Start of Raw records

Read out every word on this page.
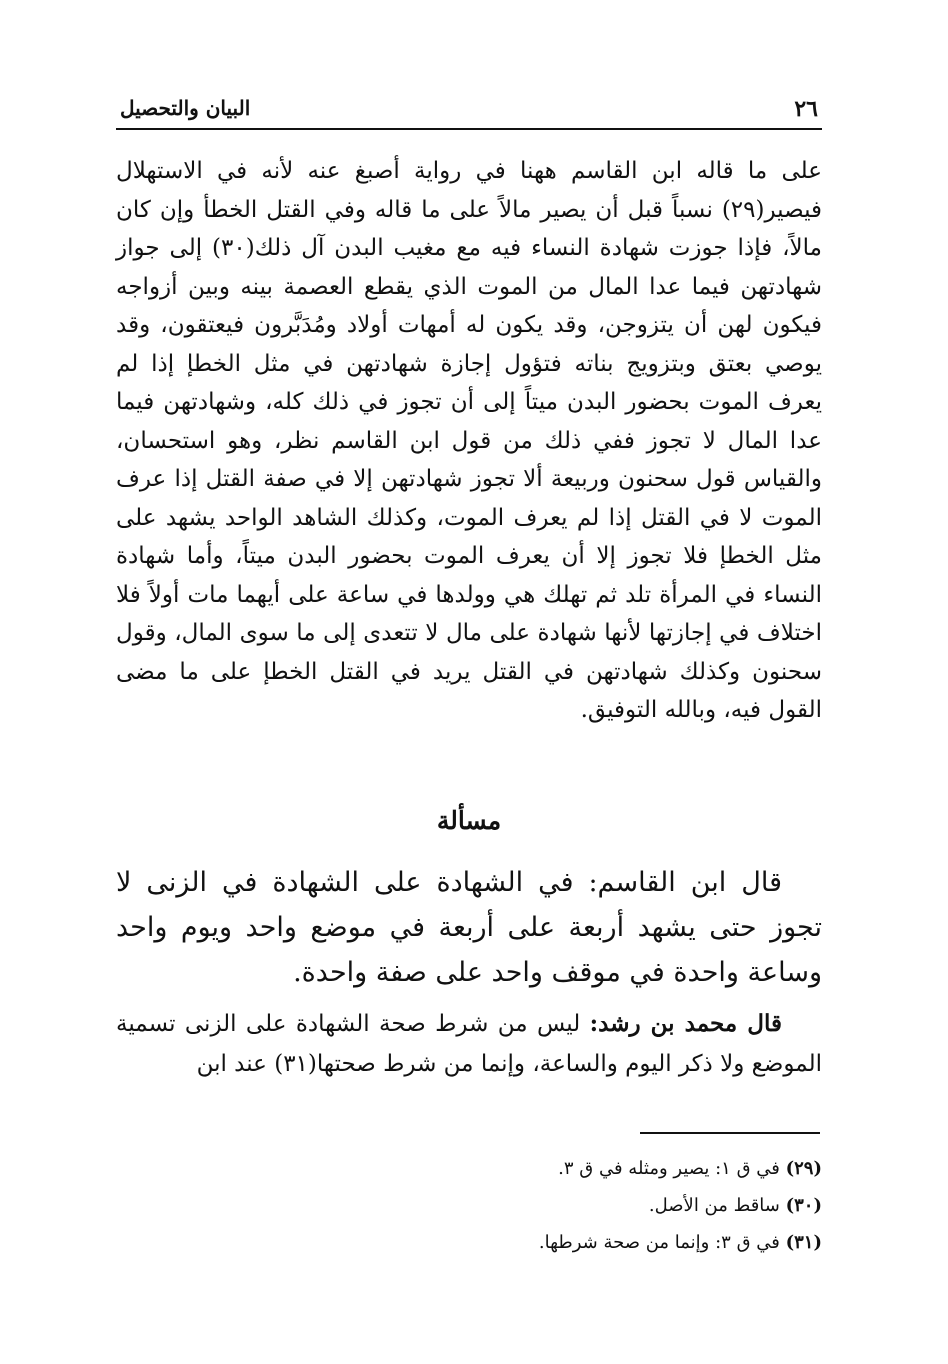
٢٦
البيان والتحصيل

على ما قاله ابن القاسم ههنا في رواية أصبغ عنه لأنه في الاستهلال فيصير(٢٩) نسباً قبل أن يصير مالاً على ما قاله وفي القتل الخطأ وإن كان مالاً، فإذا جوزت شهادة النساء فيه مع مغيب البدن آل ذلك(٣٠) إلى جواز شهادتهن فيما عدا المال من الموت الذي يقطع العصمة بينه وبين أزواجه فيكون لهن أن يتزوجن، وقد يكون له أمهات أولاد ومُدَبَّرون فيعتقون، وقد يوصي بعتق وبتزويج بناته فتؤول إجازة شهادتهن في مثل الخطإ إذا لم يعرف الموت بحضور البدن ميتاً إلى أن تجوز في ذلك كله، وشهادتهن فيما عدا المال لا تجوز ففي ذلك من قول ابن القاسم نظر، وهو استحسان، والقياس قول سحنون وربيعة ألا تجوز شهادتهن إلا في صفة القتل إذا عرف الموت لا في القتل إذا لم يعرف الموت، وكذلك الشاهد الواحد يشهد على مثل الخطإ فلا تجوز إلا أن يعرف الموت بحضور البدن ميتاً، وأما شهادة النساء في المرأة تلد ثم تهلك هي وولدها في ساعة على أيهما مات أولاً فلا اختلاف في إجازتها لأنها شهادة على مال لا تتعدى إلى ما سوى المال، وقول سحنون وكذلك شهادتهن في القتل يريد في القتل الخطإ على ما مضى القول فيه، وبالله التوفيق.

مسألة
قال ابن القاسم: في الشهادة على الشهادة في الزنى لا تجوز حتى يشهد أربعة على أربعة في موضع واحد ويوم واحد وساعة واحدة في موقف واحد على صفة واحدة.
قال محمد بن رشد: ليس من شرط صحة الشهادة على الزنى تسمية الموضع ولا ذكر اليوم والساعة، وإنما من شرط صحتها(٣١) عند ابن
(٢٩) في ق ١: يصير ومثله في ق ٣.
(٣٠) ساقط من الأصل.
(٣١) في ق ٣: وإنما من صحة شرطها.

End of Raw records

§ Stated problem
Quote each record exactly as it stands, minus the pictures.

§ Output
Read out every word on this page.
٢٦
البيان والتحصيل

على ما قاله ابن القاسم ههنا في رواية أصبغ عنه لأنه في الاستهلال فيصير(٢٩) نسباً قبل أن يصير مالاً على ما قاله وفي القتل الخطأ وإن كان مالاً، فإذا جوزت شهادة النساء فيه مع مغيب البدن آل ذلك(٣٠) إلى جواز شهادتهن فيما عدا المال من الموت الذي يقطع العصمة بينه وبين أزواجه فيكون لهن أن يتزوجن، وقد يكون له أمهات أولاد ومُدَبَّرون فيعتقون، وقد يوصي بعتق وبتزويج بناته فتؤول إجازة شهادتهن في مثل الخطإ إذا لم يعرف الموت بحضور البدن ميتاً إلى أن تجوز في ذلك كله، وشهادتهن فيما عدا المال لا تجوز ففي ذلك من قول ابن القاسم نظر، وهو استحسان، والقياس قول سحنون وربيعة ألا تجوز شهادتهن إلا في صفة القتل إذا عرف الموت لا في القتل إذا لم يعرف الموت، وكذلك الشاهد الواحد يشهد على مثل الخطإ فلا تجوز إلا أن يعرف الموت بحضور البدن ميتاً، وأما شهادة النساء في المرأة تلد ثم تهلك هي وولدها في ساعة على أيهما مات أولاً فلا اختلاف في إجازتها لأنها شهادة على مال لا تتعدى إلى ما سوى المال، وقول سحنون وكذلك شهادتهن في القتل يريد في القتل الخطإ على ما مضى القول فيه، وبالله التوفيق.

مسألة
قال ابن القاسم: في الشهادة على الشهادة في الزنى لا تجوز حتى يشهد أربعة على أربعة في موضع واحد ويوم واحد وساعة واحدة في موقف واحد على صفة واحدة.
قال محمد بن رشد: ليس من شرط صحة الشهادة على الزنى تسمية الموضع ولا ذكر اليوم والساعة، وإنما من شرط صحتها(٣١) عند ابن
(٢٩) في ق ١: يصير ومثله في ق ٣.
(٣٠) ساقط من الأصل.
(٣١) في ق ٣: وإنما من صحة شرطها.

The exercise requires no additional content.